**EXERCISE INSTRUCTIONS:** Scan the entries below. List each line with "antarctica".

━━━

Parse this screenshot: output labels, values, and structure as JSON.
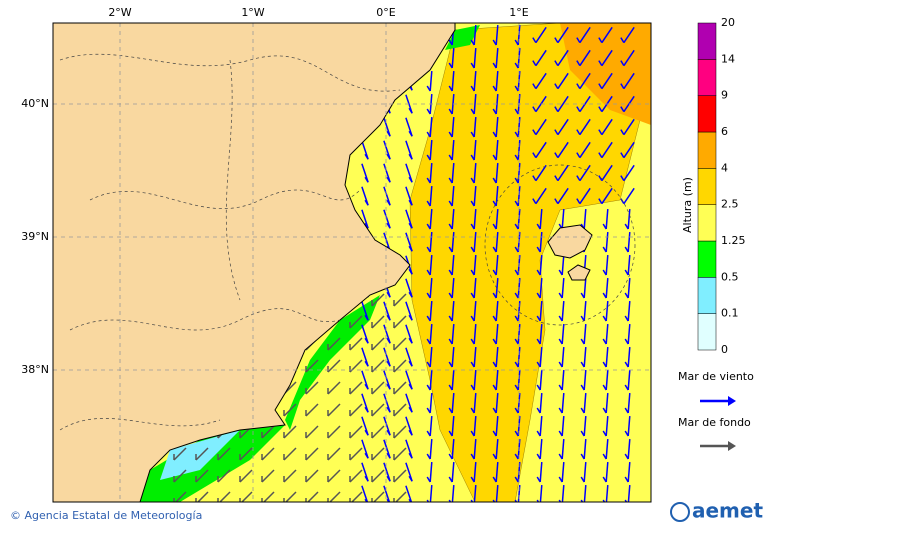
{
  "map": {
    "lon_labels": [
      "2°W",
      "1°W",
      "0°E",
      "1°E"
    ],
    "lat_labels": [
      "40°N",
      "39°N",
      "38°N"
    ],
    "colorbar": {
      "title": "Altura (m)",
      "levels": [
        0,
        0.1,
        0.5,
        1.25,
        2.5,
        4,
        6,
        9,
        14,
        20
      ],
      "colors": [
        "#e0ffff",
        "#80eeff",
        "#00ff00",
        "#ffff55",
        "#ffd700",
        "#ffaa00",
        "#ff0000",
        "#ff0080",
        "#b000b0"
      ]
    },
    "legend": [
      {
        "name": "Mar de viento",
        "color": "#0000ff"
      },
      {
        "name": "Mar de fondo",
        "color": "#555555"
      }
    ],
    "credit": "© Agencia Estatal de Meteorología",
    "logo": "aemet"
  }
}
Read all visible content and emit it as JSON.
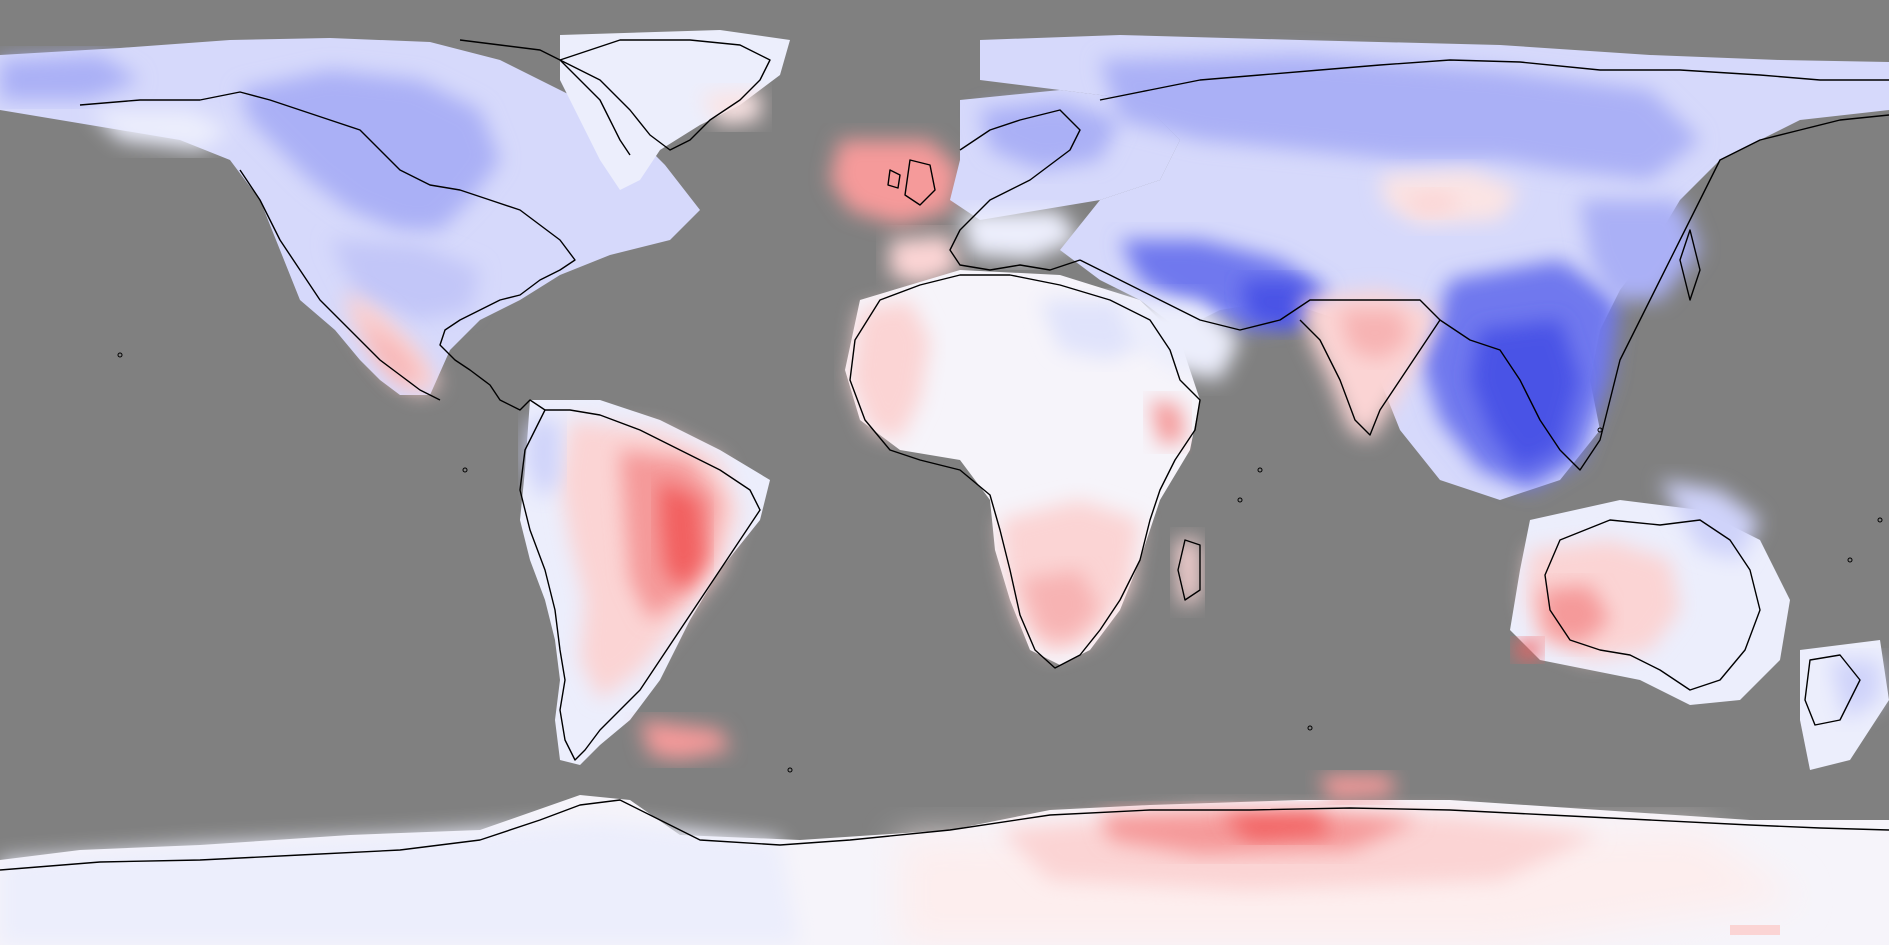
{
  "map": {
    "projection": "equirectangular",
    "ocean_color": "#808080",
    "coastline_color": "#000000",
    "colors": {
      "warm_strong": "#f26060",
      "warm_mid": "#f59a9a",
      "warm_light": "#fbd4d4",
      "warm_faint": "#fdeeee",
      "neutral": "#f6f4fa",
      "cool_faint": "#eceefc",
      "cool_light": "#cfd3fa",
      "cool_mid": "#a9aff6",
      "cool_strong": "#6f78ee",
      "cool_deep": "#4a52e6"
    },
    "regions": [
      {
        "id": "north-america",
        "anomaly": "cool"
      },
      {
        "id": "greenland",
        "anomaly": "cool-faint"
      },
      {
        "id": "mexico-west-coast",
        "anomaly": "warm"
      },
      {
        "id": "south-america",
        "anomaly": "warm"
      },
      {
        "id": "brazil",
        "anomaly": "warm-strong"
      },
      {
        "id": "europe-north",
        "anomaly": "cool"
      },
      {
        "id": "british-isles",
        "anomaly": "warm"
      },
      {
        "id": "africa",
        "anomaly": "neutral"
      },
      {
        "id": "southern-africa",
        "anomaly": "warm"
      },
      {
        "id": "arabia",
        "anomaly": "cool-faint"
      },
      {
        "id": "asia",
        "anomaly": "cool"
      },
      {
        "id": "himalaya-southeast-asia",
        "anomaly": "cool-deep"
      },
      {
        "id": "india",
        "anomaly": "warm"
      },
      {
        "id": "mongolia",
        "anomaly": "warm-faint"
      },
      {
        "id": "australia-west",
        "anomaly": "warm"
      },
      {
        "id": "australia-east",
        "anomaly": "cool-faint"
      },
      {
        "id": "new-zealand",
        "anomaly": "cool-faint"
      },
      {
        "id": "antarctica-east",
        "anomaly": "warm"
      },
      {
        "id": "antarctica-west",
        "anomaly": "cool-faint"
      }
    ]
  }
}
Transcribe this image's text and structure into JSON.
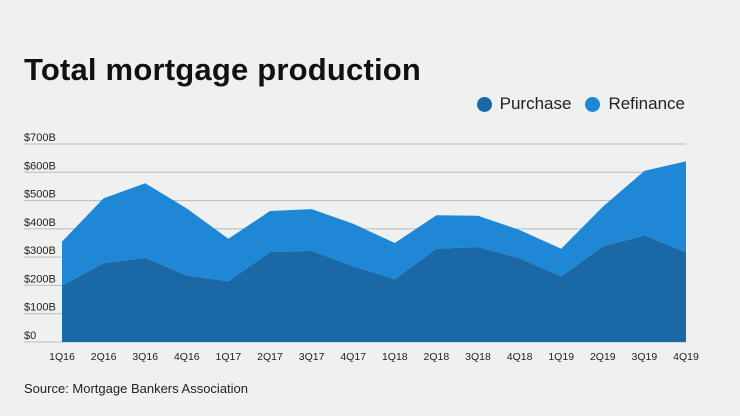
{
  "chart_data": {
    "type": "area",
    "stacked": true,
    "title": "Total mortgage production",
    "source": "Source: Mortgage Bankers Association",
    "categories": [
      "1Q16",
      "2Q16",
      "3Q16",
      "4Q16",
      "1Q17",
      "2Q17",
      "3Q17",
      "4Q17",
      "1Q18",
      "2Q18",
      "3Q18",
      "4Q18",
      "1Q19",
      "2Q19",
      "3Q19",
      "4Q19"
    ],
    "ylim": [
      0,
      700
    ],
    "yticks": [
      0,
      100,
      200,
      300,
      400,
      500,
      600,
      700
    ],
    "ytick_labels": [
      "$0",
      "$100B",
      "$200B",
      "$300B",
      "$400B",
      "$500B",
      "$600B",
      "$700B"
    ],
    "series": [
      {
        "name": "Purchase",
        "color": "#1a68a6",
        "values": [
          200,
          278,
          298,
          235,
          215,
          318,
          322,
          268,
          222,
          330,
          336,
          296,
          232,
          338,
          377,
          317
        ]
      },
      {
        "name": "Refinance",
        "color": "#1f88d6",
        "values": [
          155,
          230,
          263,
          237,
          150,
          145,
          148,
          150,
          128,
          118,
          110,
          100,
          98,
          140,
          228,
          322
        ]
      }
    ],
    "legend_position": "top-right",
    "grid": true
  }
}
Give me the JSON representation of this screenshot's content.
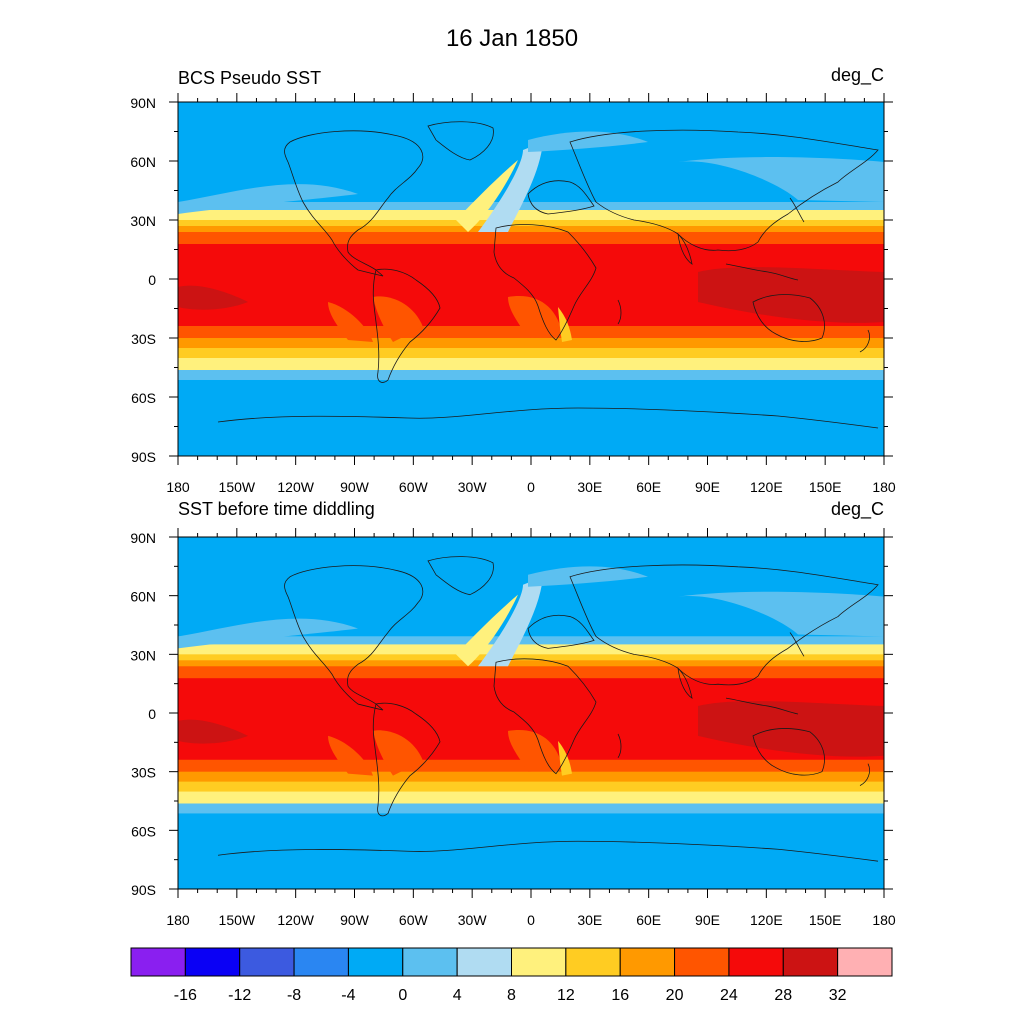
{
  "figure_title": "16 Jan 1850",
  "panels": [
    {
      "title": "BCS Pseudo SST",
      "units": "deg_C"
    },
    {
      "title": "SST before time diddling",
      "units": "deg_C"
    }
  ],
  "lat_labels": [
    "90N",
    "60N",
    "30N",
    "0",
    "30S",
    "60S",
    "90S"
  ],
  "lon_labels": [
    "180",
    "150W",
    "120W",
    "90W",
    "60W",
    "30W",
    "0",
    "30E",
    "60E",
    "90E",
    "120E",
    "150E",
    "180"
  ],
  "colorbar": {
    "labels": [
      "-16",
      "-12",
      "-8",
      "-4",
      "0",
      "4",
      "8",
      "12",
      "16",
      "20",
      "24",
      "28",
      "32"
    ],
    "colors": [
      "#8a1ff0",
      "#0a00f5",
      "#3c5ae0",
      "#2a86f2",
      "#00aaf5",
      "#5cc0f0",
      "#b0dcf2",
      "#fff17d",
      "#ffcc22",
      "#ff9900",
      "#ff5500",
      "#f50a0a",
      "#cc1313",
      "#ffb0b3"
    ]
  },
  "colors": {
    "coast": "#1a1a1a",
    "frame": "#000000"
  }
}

━━━

**REPLY:**
        "id": "antarctica-east",
        "id": "antarctica-west",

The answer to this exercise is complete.